Figure record extracts:
——————————

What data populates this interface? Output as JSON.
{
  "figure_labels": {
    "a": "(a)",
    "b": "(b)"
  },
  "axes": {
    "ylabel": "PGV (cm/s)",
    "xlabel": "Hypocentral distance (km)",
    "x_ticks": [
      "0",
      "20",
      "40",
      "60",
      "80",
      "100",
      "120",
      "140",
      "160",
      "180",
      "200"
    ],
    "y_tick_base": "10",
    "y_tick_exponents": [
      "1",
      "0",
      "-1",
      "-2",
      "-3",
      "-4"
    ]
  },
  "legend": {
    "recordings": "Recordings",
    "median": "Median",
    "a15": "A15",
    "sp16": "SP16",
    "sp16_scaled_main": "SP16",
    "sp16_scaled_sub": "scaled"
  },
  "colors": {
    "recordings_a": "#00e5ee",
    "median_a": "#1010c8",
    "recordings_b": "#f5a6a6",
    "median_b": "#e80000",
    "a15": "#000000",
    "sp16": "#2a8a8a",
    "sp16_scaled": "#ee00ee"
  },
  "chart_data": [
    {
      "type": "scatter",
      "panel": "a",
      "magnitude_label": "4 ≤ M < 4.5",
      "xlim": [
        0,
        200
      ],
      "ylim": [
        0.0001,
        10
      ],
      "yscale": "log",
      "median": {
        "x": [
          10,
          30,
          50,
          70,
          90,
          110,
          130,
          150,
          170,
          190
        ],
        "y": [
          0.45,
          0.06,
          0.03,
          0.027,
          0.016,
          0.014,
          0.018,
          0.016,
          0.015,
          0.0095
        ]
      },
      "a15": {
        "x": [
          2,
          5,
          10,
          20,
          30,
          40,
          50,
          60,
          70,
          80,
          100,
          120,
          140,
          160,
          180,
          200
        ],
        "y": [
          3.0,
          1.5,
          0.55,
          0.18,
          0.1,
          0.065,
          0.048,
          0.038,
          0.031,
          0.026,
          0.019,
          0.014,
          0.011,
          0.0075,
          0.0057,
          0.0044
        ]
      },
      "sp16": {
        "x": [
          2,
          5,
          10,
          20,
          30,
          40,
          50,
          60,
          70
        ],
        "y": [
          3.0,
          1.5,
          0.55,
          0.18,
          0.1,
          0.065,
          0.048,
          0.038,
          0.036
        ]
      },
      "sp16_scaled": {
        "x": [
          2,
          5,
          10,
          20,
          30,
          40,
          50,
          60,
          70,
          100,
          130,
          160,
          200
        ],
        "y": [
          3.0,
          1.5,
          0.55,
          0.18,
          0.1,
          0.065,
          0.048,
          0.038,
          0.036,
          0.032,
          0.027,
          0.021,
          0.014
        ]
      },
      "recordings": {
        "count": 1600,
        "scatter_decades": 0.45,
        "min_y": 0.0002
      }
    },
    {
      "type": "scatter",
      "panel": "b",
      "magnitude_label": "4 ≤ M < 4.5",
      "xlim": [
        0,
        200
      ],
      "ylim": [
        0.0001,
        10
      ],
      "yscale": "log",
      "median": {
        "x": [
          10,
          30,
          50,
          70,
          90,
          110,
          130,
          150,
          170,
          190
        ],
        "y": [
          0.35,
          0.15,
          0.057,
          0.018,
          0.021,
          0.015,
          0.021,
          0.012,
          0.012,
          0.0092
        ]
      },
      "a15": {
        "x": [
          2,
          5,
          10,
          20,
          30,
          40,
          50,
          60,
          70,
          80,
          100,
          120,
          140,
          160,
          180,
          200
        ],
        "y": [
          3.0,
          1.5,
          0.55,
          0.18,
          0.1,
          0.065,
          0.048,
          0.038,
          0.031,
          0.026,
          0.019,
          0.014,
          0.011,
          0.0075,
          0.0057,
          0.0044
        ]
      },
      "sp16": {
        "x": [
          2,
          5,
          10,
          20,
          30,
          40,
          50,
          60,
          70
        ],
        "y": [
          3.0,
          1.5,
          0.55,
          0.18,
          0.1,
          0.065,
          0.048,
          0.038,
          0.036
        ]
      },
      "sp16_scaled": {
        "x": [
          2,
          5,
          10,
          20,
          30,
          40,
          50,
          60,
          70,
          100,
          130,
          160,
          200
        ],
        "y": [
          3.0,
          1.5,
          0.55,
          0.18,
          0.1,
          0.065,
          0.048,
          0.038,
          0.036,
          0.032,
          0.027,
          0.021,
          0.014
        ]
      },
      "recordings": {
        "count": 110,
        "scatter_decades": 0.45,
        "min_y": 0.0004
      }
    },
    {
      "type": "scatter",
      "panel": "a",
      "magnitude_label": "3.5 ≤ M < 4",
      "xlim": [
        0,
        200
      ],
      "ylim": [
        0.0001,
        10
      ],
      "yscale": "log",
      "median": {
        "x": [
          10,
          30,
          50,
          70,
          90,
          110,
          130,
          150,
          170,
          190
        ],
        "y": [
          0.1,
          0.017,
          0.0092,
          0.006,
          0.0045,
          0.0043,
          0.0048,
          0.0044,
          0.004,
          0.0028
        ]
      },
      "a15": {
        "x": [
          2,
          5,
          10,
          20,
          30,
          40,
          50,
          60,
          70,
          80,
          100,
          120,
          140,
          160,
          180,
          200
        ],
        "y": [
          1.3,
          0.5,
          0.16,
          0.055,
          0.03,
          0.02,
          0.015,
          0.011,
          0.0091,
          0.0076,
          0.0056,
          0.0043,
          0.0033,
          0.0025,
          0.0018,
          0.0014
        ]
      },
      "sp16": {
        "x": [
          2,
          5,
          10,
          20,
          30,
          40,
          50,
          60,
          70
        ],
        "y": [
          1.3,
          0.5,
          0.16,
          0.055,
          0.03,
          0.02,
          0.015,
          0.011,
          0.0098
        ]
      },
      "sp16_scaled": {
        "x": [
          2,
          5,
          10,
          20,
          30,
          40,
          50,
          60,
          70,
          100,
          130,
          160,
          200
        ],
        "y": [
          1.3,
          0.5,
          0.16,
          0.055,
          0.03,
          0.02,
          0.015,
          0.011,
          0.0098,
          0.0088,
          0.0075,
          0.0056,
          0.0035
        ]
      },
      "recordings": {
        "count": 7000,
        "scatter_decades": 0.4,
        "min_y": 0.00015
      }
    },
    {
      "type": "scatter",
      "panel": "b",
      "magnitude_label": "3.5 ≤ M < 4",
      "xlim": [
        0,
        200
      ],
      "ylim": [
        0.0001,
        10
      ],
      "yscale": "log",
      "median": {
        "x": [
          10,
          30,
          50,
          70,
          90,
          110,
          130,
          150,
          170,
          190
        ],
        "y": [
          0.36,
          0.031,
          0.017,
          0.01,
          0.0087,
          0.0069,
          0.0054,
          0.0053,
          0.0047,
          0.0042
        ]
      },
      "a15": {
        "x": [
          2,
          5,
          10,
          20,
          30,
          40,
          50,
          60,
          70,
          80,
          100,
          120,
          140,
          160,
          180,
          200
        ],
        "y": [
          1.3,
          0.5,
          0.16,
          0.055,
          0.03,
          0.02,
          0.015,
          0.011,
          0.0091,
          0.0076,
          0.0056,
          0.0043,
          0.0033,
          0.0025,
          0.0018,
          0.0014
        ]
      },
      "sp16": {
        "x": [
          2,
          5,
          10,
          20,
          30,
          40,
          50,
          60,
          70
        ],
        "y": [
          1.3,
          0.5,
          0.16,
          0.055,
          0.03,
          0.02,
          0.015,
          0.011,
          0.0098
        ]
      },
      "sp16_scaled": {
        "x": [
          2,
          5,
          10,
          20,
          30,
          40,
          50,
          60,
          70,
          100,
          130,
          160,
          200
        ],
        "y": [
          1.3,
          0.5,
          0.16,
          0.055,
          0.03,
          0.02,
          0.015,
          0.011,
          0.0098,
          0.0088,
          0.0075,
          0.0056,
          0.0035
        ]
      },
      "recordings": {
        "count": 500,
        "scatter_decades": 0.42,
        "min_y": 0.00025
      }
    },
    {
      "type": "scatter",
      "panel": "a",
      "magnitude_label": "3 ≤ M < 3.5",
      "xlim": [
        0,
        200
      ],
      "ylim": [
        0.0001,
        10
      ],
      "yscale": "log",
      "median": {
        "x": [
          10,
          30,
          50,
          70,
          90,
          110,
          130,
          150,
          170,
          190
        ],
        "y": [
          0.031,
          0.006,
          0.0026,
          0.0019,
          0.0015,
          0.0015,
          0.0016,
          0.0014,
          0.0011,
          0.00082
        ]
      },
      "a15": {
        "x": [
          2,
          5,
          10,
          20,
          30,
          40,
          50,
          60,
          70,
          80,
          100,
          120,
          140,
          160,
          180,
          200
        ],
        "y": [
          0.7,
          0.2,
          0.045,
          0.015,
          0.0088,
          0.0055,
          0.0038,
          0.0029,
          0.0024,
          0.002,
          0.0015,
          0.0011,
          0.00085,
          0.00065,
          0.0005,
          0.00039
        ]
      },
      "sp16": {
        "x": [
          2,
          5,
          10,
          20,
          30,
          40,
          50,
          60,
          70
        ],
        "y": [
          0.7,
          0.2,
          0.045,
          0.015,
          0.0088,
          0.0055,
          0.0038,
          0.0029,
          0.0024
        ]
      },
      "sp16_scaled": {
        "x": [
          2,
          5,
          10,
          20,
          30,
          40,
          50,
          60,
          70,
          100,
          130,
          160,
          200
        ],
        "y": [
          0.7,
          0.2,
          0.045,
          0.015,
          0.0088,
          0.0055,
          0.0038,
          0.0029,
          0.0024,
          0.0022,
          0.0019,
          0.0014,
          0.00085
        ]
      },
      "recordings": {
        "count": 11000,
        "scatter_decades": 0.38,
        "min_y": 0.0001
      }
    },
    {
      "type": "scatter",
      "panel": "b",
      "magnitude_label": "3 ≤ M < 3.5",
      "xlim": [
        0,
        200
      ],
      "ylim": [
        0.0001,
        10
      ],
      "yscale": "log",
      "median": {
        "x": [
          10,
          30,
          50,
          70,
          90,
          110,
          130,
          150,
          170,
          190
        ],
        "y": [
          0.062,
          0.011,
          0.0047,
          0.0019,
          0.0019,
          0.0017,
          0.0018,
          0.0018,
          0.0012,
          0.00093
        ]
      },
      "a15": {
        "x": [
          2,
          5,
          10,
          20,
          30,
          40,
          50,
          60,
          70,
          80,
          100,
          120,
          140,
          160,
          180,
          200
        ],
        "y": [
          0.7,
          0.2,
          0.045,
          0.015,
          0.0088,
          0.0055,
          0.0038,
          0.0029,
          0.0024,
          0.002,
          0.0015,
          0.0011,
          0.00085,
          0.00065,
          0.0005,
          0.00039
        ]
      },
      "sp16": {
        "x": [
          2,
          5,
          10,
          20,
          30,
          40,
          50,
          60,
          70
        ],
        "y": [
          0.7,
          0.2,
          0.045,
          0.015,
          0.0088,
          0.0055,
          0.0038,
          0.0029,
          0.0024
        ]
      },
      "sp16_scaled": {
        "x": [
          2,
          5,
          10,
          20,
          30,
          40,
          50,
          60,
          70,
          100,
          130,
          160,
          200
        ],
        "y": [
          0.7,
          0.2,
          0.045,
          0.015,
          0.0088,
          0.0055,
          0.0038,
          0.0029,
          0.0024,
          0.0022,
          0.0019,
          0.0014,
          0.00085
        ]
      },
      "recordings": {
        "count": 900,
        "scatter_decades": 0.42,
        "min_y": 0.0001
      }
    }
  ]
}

——————————

* To do: Gather each line in the data that holds the string "count".

* The completed task:
        "count": 1600,
        "count": 110,
        "count": 7000,
        "count": 500,
        "count": 11000,
        "count": 900,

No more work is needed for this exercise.